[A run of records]
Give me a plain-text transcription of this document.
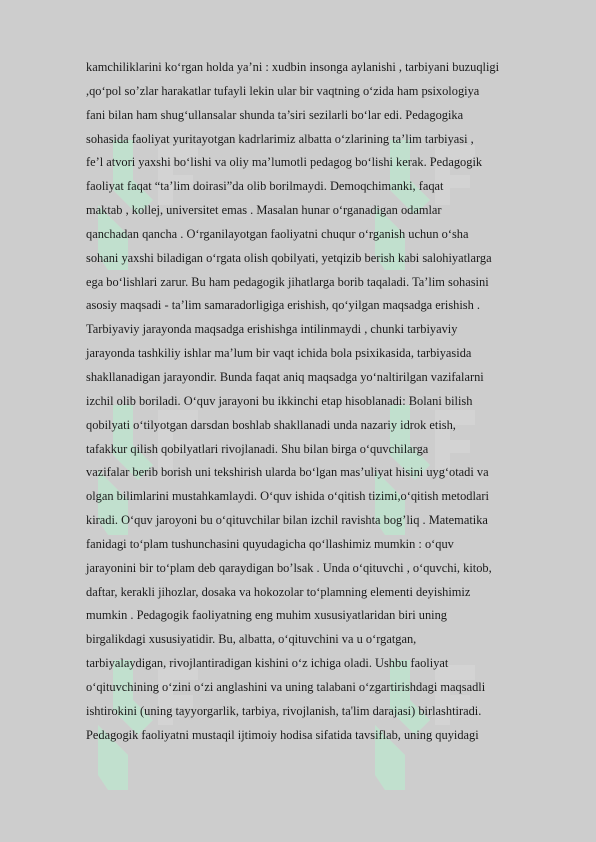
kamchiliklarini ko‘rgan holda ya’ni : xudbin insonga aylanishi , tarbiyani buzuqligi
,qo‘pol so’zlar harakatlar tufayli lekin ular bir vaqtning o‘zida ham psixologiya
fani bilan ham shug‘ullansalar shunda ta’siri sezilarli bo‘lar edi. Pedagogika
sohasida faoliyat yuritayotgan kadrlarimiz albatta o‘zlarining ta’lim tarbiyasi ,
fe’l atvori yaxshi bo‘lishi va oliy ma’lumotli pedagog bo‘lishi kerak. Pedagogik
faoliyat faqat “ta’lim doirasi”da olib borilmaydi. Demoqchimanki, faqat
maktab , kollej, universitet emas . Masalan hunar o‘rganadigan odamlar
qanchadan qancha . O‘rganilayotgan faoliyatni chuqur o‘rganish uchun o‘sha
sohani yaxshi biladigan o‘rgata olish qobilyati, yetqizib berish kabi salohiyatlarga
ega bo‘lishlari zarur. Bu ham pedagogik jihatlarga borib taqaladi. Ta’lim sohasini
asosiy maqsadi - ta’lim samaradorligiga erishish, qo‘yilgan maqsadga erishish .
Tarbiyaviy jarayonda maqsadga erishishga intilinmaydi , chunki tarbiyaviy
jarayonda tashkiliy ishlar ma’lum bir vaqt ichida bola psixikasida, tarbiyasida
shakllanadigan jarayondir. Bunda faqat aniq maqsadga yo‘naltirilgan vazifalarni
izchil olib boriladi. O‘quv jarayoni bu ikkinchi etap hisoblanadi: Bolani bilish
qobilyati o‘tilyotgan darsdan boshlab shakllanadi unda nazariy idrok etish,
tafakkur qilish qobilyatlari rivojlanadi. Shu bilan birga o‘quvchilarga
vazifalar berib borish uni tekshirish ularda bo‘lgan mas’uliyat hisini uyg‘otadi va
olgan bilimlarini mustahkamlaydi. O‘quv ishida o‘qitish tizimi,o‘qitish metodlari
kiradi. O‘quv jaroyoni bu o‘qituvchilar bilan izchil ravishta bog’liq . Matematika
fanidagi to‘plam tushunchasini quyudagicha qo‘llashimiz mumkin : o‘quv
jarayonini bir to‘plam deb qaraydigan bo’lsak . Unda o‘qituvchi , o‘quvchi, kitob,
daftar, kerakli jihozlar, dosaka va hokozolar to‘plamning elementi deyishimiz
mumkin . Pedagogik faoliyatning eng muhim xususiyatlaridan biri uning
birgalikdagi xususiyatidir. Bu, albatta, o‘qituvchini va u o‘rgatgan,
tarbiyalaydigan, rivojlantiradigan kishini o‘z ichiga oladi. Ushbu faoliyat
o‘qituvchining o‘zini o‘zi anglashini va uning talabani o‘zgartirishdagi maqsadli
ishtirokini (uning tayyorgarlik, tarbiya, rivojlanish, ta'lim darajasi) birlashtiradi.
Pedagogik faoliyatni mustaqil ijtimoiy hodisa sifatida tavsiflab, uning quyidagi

◆ Job
Some lines of the data may hold the word "mumkin". Say how many do, with nothing else.

◆ Solution to this problem
2